_Task instructions_
Output every line below exactly.

_Data supplied_
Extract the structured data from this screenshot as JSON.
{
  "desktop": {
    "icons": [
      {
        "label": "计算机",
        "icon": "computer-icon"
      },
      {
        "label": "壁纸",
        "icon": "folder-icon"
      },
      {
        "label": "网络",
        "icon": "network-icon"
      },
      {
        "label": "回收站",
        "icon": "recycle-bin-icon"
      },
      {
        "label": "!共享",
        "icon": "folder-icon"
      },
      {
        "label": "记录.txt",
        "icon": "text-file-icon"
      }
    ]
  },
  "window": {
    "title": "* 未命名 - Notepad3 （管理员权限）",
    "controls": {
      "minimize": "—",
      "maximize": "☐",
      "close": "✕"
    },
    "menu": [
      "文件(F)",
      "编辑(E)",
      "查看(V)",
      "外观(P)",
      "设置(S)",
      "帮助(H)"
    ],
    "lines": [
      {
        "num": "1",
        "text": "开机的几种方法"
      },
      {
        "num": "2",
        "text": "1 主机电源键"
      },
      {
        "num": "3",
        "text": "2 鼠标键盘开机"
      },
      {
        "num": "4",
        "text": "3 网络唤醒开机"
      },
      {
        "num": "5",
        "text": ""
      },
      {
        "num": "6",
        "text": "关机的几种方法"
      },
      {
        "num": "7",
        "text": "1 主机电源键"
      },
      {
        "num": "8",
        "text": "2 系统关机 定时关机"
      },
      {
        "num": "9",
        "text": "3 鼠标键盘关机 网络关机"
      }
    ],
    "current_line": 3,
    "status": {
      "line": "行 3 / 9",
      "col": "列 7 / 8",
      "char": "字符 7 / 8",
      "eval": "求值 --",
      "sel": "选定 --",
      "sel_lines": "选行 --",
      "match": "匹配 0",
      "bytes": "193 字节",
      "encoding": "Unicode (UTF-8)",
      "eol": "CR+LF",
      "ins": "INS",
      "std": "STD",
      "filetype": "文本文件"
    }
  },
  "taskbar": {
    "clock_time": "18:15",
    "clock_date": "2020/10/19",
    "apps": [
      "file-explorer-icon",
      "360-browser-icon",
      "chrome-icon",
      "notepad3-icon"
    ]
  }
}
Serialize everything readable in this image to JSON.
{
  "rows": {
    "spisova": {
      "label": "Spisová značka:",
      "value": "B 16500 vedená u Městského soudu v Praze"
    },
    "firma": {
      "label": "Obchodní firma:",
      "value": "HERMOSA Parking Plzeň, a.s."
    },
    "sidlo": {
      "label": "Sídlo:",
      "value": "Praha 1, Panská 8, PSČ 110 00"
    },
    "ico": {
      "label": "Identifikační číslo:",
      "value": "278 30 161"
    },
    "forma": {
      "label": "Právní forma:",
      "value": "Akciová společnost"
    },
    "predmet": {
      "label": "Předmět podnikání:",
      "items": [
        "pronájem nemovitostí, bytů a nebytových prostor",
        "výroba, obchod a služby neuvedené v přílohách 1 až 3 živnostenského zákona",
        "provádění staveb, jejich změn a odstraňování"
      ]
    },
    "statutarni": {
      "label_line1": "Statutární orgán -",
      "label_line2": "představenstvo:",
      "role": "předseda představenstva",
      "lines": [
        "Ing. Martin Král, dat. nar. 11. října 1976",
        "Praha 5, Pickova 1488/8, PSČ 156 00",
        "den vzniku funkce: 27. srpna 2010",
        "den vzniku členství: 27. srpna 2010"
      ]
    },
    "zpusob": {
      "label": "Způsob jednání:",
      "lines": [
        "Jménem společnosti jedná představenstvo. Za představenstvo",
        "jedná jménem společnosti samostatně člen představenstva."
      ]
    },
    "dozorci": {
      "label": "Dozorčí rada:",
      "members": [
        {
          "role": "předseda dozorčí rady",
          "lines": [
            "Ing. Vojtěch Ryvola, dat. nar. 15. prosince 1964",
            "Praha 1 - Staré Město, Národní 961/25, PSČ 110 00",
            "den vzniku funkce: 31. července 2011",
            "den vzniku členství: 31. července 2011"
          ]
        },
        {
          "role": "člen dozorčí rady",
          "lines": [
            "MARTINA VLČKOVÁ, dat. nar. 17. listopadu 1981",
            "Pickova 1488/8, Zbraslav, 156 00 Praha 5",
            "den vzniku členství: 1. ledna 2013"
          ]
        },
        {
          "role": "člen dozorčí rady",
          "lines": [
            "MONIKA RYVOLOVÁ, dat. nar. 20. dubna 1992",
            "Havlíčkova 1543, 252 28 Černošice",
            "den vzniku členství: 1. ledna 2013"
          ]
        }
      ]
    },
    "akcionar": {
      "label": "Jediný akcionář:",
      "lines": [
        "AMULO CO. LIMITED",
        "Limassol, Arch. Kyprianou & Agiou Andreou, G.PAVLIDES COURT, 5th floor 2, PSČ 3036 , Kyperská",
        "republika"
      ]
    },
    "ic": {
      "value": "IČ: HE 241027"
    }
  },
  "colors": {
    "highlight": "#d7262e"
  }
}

_Result_
Extract the structured data from this screenshot as JSON.
{
  "desktop": {
    "icons": [
      {
        "label": "计算机",
        "icon": "computer-icon"
      },
      {
        "label": "壁纸",
        "icon": "folder-icon"
      },
      {
        "label": "网络",
        "icon": "network-icon"
      },
      {
        "label": "回收站",
        "icon": "recycle-bin-icon"
      },
      {
        "label": "!共享",
        "icon": "folder-icon"
      },
      {
        "label": "记录.txt",
        "icon": "text-file-icon"
      }
    ]
  },
  "window": {
    "title": "* 未命名 - Notepad3 （管理员权限）",
    "controls": {
      "minimize": "—",
      "maximize": "☐",
      "close": "✕"
    },
    "menu": [
      "文件(F)",
      "编辑(E)",
      "查看(V)",
      "外观(P)",
      "设置(S)",
      "帮助(H)"
    ],
    "lines": [
      {
        "num": "1",
        "text": "开机的几种方法"
      },
      {
        "num": "2",
        "text": "1 主机电源键"
      },
      {
        "num": "3",
        "text": "2 鼠标键盘开机"
      },
      {
        "num": "4",
        "text": "3 网络唤醒开机"
      },
      {
        "num": "5",
        "text": ""
      },
      {
        "num": "6",
        "text": "关机的几种方法"
      },
      {
        "num": "7",
        "text": "1 主机电源键"
      },
      {
        "num": "8",
        "text": "2 系统关机 定时关机"
      },
      {
        "num": "9",
        "text": "3 鼠标键盘关机 网络关机"
      }
    ],
    "current_line": 3,
    "status": {
      "line": "行 3 / 9",
      "col": "列 7 / 8",
      "char": "字符 7 / 8",
      "eval": "求值 --",
      "sel": "选定 --",
      "sel_lines": "选行 --",
      "match": "匹配 0",
      "bytes": "193 字节",
      "encoding": "Unicode (UTF-8)",
      "eol": "CR+LF",
      "ins": "INS",
      "std": "STD",
      "filetype": "文本文件"
    }
  },
  "taskbar": {
    "clock_time": "18:15",
    "clock_date": "2020/10/19",
    "apps": [
      "file-explorer-icon",
      "360-browser-icon",
      "chrome-icon",
      "notepad3-icon"
    ]
  }
}
Serialize everything readable in this image to JSON.
{
  "rows": {
    "spisova": {
      "label": "Spisová značka:",
      "value": "B 16500 vedená u Městského soudu v Praze"
    },
    "firma": {
      "label": "Obchodní firma:",
      "value": "HERMOSA Parking Plzeň, a.s."
    },
    "sidlo": {
      "label": "Sídlo:",
      "value": "Praha 1, Panská 8, PSČ 110 00"
    },
    "ico": {
      "label": "Identifikační číslo:",
      "value": "278 30 161"
    },
    "forma": {
      "label": "Právní forma:",
      "value": "Akciová společnost"
    },
    "predmet": {
      "label": "Předmět podnikání:",
      "items": [
        "pronájem nemovitostí, bytů a nebytových prostor",
        "výroba, obchod a služby neuvedené v přílohách 1 až 3 živnostenského zákona",
        "provádění staveb, jejich změn a odstraňování"
      ]
    },
    "statutarni": {
      "label_line1": "Statutární orgán -",
      "label_line2": "představenstvo:",
      "role": "předseda představenstva",
      "lines": [
        "Ing. Martin Král, dat. nar. 11. října 1976",
        "Praha 5, Pickova 1488/8, PSČ 156 00",
        "den vzniku funkce: 27. srpna 2010",
        "den vzniku členství: 27. srpna 2010"
      ]
    },
    "zpusob": {
      "label": "Způsob jednání:",
      "lines": [
        "Jménem společnosti jedná představenstvo. Za představenstvo",
        "jedná jménem společnosti samostatně člen představenstva."
      ]
    },
    "dozorci": {
      "label": "Dozorčí rada:",
      "members": [
        {
          "role": "předseda dozorčí rady",
          "lines": [
            "Ing. Vojtěch Ryvola, dat. nar. 15. prosince 1964",
            "Praha 1 - Staré Město, Národní 961/25, PSČ 110 00",
            "den vzniku funkce: 31. července 2011",
            "den vzniku členství: 31. července 2011"
          ]
        },
        {
          "role": "člen dozorčí rady",
          "lines": [
            "MARTINA VLČKOVÁ, dat. nar. 17. listopadu 1981",
            "Pickova 1488/8, Zbraslav, 156 00 Praha 5",
            "den vzniku členství: 1. ledna 2013"
          ]
        },
        {
          "role": "člen dozorčí rady",
          "lines": [
            "MONIKA RYVOLOVÁ, dat. nar. 20. dubna 1992",
            "Havlíčkova 1543, 252 28 Černošice",
            "den vzniku členství: 1. ledna 2013"
          ]
        }
      ]
    },
    "akcionar": {
      "label": "Jediný akcionář:",
      "lines": [
        "AMULO CO. LIMITED",
        "Limassol, Arch. Kyprianou & Agiou Andreou, G.PAVLIDES COURT, 5th floor 2, PSČ 3036 , Kyperská",
        "republika"
      ]
    },
    "ic": {
      "value": "IČ: HE 241027"
    }
  },
  "colors": {
    "highlight": "#d7262e"
  }
}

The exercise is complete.